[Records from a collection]
• • •

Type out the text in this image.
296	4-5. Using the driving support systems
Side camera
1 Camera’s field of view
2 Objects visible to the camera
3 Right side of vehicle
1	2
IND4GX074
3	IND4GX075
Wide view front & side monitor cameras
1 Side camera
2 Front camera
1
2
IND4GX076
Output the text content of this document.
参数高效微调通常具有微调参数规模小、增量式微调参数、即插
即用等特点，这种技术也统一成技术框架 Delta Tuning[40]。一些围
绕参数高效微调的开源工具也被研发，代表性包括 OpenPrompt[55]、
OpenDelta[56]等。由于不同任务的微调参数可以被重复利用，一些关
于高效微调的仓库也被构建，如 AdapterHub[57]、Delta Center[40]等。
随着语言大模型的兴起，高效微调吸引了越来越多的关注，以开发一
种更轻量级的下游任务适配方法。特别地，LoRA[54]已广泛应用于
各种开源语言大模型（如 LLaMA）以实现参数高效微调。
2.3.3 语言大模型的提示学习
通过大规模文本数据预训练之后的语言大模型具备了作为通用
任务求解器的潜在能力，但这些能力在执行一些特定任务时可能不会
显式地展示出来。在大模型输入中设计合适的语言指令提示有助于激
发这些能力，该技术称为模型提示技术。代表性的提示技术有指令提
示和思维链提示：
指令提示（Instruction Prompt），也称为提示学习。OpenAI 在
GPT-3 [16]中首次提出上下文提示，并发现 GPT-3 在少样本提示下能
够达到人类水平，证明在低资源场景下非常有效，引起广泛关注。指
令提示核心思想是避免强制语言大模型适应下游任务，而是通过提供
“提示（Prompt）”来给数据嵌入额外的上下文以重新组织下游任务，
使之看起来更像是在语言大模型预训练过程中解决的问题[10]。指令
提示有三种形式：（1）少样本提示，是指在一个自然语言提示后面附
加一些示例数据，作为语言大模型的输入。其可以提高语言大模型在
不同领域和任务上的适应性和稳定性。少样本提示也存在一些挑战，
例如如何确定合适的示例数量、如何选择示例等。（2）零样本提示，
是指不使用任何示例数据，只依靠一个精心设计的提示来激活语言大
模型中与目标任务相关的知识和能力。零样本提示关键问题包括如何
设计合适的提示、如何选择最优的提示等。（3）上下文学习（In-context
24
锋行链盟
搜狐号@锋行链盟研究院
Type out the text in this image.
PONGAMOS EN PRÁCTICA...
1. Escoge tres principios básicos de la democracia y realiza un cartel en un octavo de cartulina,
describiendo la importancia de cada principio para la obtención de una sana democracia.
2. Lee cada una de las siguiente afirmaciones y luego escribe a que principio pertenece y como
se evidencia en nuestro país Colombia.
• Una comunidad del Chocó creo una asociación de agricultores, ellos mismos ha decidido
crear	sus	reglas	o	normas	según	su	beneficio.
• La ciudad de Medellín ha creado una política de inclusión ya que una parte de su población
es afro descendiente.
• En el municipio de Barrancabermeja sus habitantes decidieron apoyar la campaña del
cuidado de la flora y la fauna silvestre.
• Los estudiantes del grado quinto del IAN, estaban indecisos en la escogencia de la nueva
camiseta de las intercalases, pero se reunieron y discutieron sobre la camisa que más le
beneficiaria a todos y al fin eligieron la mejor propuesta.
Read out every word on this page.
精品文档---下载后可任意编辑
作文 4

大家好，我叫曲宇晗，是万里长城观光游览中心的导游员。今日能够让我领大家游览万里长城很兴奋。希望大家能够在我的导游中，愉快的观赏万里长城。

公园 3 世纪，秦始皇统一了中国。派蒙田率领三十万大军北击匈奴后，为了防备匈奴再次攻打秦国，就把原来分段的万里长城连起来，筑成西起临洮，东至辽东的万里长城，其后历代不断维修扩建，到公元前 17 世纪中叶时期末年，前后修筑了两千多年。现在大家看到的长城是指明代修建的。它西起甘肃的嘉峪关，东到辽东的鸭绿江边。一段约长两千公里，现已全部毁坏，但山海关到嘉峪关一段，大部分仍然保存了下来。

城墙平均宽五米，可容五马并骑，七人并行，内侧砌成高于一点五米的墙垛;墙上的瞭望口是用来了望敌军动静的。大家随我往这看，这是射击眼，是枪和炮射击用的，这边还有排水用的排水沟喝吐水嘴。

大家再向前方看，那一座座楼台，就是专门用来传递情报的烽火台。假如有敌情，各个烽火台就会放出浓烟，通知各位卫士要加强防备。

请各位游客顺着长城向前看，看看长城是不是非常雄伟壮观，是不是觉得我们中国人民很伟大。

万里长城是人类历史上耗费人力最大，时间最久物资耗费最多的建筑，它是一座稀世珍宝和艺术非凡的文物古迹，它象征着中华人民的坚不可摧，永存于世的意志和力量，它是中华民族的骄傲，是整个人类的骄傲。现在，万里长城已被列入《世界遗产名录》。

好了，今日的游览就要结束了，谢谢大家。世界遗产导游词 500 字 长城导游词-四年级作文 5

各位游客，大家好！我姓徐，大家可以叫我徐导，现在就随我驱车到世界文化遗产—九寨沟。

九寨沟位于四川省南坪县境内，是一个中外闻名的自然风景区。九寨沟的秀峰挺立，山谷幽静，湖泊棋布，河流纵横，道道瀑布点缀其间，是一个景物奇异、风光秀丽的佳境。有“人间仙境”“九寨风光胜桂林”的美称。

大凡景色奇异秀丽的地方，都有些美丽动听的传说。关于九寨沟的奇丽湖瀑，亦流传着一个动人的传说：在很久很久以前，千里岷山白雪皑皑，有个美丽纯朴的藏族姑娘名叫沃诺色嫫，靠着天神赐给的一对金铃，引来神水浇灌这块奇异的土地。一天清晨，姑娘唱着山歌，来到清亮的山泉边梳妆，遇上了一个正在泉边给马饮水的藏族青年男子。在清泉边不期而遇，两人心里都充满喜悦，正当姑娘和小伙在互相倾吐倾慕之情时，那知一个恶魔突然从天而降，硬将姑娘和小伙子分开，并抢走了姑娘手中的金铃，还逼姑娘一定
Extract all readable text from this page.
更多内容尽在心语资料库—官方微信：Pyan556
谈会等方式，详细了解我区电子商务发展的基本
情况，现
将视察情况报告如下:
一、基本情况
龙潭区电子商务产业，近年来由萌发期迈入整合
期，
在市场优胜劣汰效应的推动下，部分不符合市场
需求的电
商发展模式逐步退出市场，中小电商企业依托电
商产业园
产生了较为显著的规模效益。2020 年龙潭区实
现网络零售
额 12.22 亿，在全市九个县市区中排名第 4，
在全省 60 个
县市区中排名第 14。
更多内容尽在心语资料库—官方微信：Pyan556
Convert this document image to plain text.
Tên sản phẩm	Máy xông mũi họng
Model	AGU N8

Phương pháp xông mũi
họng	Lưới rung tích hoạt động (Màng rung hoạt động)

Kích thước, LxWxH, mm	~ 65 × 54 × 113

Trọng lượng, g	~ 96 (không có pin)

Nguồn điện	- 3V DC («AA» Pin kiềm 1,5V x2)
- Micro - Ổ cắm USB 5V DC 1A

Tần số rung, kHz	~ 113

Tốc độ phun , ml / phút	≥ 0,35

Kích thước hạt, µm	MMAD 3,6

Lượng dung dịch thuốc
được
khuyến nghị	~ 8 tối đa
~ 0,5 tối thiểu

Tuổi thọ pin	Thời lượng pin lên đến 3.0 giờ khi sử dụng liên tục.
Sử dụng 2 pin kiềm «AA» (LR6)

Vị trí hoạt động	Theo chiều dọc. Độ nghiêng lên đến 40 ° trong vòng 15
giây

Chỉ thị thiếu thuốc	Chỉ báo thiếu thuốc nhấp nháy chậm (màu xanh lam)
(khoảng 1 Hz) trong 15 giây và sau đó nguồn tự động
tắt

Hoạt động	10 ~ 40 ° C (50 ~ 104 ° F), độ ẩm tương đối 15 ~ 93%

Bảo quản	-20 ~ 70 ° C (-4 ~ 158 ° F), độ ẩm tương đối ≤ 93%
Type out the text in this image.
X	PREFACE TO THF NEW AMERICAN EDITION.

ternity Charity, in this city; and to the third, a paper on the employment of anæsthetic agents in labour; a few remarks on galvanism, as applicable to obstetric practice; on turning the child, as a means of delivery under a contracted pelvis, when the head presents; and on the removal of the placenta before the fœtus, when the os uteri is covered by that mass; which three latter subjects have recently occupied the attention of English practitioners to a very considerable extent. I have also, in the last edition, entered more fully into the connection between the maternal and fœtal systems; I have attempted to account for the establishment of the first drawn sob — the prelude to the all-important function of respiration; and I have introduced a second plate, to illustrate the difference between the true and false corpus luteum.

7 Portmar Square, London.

• • •

Count up the lines in the listing that hold the word "thước", and give that number only.

*Solution to the problem*:
2